▶ [TASK PROMPT]
Locate each line in the data below that contains the string "previous", with uppercase and lowercase letters treated as different, and copy those lines.

++++++++

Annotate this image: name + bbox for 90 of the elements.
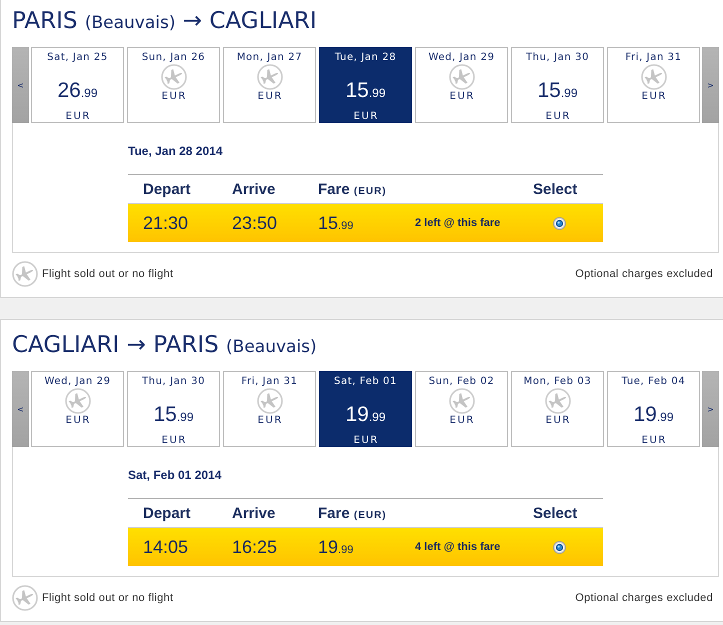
column-header: Fare (EUR) (318, 180, 387, 198)
date-tab[interactable]: Sun, Feb 02 EUR (415, 371, 508, 447)
departure-time: 21:30 (143, 212, 188, 234)
airplane-icon (12, 261, 38, 287)
airplane-icon (544, 388, 570, 414)
fare-price: 15.99 (318, 212, 354, 234)
date-tab[interactable]: Sat, Jan 25 26.99 EUR (31, 47, 124, 123)
date-tab[interactable]: Wed, Jan 29 EUR (31, 371, 124, 447)
currency-label: EUR (258, 90, 283, 103)
day-label: Tue, Jan 28 (334, 51, 396, 64)
day-label: Tue, Feb 04 (622, 375, 686, 388)
airplane-icon (256, 64, 282, 90)
currency-label: EUR (354, 434, 379, 447)
date-tab[interactable]: Sat, Feb 01 19.99 EUR (319, 371, 412, 447)
currency-label: EUR (66, 110, 91, 123)
date-tab[interactable]: Mon, Jan 27 EUR (223, 47, 316, 123)
currency-label: EUR (642, 90, 667, 103)
currency-label: EUR (450, 414, 475, 427)
currency-label: EUR (258, 414, 283, 427)
previous-dates-button[interactable]: < (12, 371, 29, 447)
date-tab[interactable]: Mon, Feb 03 EUR (511, 371, 604, 447)
arrival-time: 16:25 (232, 536, 278, 558)
column-header: Depart (143, 504, 191, 522)
airplane-icon (64, 388, 90, 414)
currency-label: EUR (642, 434, 667, 447)
column-header: Select (533, 180, 578, 198)
selected-date: Tue, Jan 28 2014 (128, 144, 222, 158)
next-dates-button[interactable]: > (702, 371, 719, 447)
date-tab[interactable]: Tue, Jan 28 15.99 EUR (319, 47, 412, 123)
fare-price: 15.99 (153, 403, 194, 428)
currency-label: EUR (354, 110, 379, 123)
next-dates-button[interactable]: > (702, 47, 719, 123)
column-header: Arrive (232, 180, 276, 198)
route-title: PARIS (Beauvais) → CAGLIARI (12, 8, 317, 36)
airplane-icon (160, 64, 186, 90)
fare-price: 26.99 (57, 79, 98, 104)
day-label: Sat, Jan 25 (47, 51, 108, 64)
day-label: Sun, Jan 26 (142, 51, 206, 64)
seats-left: 4 left @ this fare (415, 541, 500, 553)
currency-label: EUR (450, 90, 475, 103)
date-tab[interactable]: Thu, Jan 30 15.99 EUR (127, 371, 220, 447)
departure-time: 14:05 (143, 536, 188, 558)
airplane-icon (256, 388, 282, 414)
fare-price: 19.99 (345, 403, 386, 428)
column-header: Select (533, 504, 578, 522)
seats-left: 2 left @ this fare (415, 217, 500, 229)
currency-label: EUR (66, 414, 91, 427)
airplane-icon (12, 585, 38, 611)
date-tab[interactable]: Fri, Jan 31 EUR (223, 371, 316, 447)
date-tab[interactable]: Thu, Jan 30 15.99 EUR (511, 47, 604, 123)
date-tab[interactable]: Sun, Jan 26 EUR (127, 47, 220, 123)
legend-text: Flight sold out or no flight (42, 268, 174, 280)
date-tab[interactable]: Fri, Jan 31 EUR (607, 47, 700, 123)
column-header: Fare (EUR) (318, 504, 387, 522)
flight-row[interactable]: 14:05 16:25 19.99 4 left @ this fare (128, 527, 603, 566)
currency-label: EUR (162, 90, 187, 103)
airplane-icon (448, 388, 474, 414)
column-header: Depart (143, 180, 191, 198)
column-header: Arrive (232, 504, 276, 522)
radio-button[interactable] (553, 216, 566, 230)
arrival-time: 23:50 (232, 212, 278, 234)
day-label: Wed, Jan 29 (44, 375, 111, 388)
day-label: Fri, Jan 31 (241, 375, 298, 388)
fare-price: 15.99 (537, 79, 578, 104)
flight-row[interactable]: 21:30 23:50 15.99 2 left @ this fare (128, 203, 603, 242)
date-tab[interactable]: Tue, Feb 04 19.99 EUR (607, 371, 700, 447)
previous-dates-button[interactable]: < (12, 47, 29, 123)
currency-label: EUR (546, 110, 571, 123)
day-label: Sat, Feb 01 (334, 375, 397, 388)
day-label: Fri, Jan 31 (625, 51, 682, 64)
day-label: Thu, Jan 30 (526, 51, 590, 64)
charges-note: Optional charges excluded (575, 268, 713, 280)
fare-price: 19.99 (633, 403, 674, 428)
charges-note: Optional charges excluded (575, 592, 713, 604)
day-label: Mon, Jan 27 (236, 51, 302, 64)
radio-button[interactable] (553, 540, 566, 554)
day-label: Thu, Jan 30 (142, 375, 206, 388)
fare-price: 15.99 (345, 79, 386, 104)
route-title: CAGLIARI → PARIS (Beauvais) (12, 332, 317, 360)
day-label: Wed, Jan 29 (428, 51, 495, 64)
selected-date: Sat, Feb 01 2014 (128, 468, 222, 482)
day-label: Sun, Feb 02 (428, 375, 494, 388)
date-tab[interactable]: Wed, Jan 29 EUR (415, 47, 508, 123)
currency-label: EUR (162, 434, 187, 447)
airplane-icon (640, 64, 666, 90)
legend-text: Flight sold out or no flight (42, 592, 174, 604)
day-label: Mon, Feb 03 (524, 375, 592, 388)
airplane-icon (448, 64, 474, 90)
currency-label: EUR (546, 414, 571, 427)
fare-price: 19.99 (318, 536, 354, 558)
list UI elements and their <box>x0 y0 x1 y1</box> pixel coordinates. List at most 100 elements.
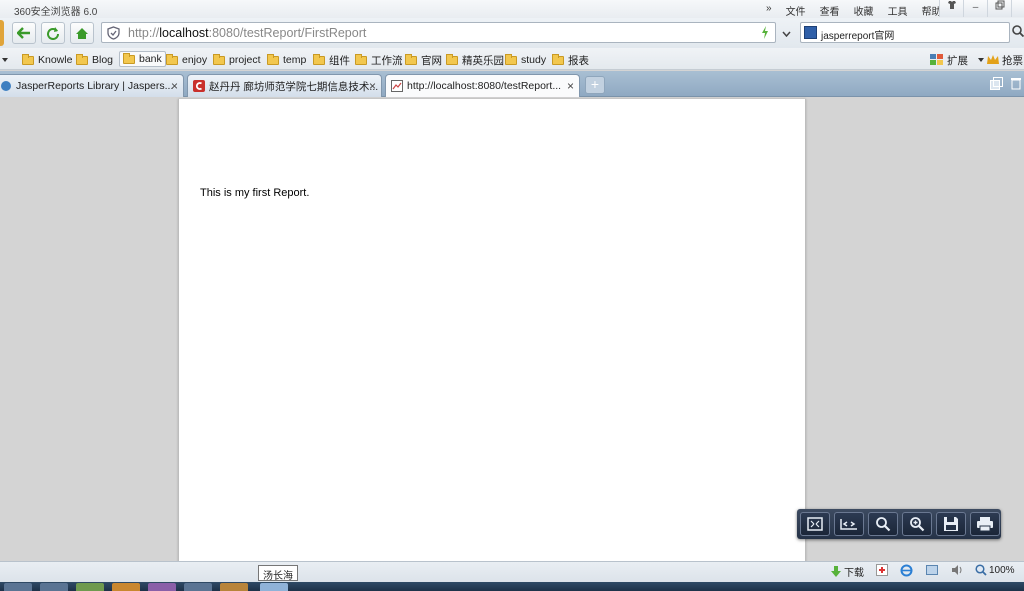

++++++++

▶ [SOLUTION TO THE PROBLEM]
previous-dates-button[interactable]: < (12, 371, 29, 447)
previous-dates-button[interactable]: < (12, 47, 29, 123)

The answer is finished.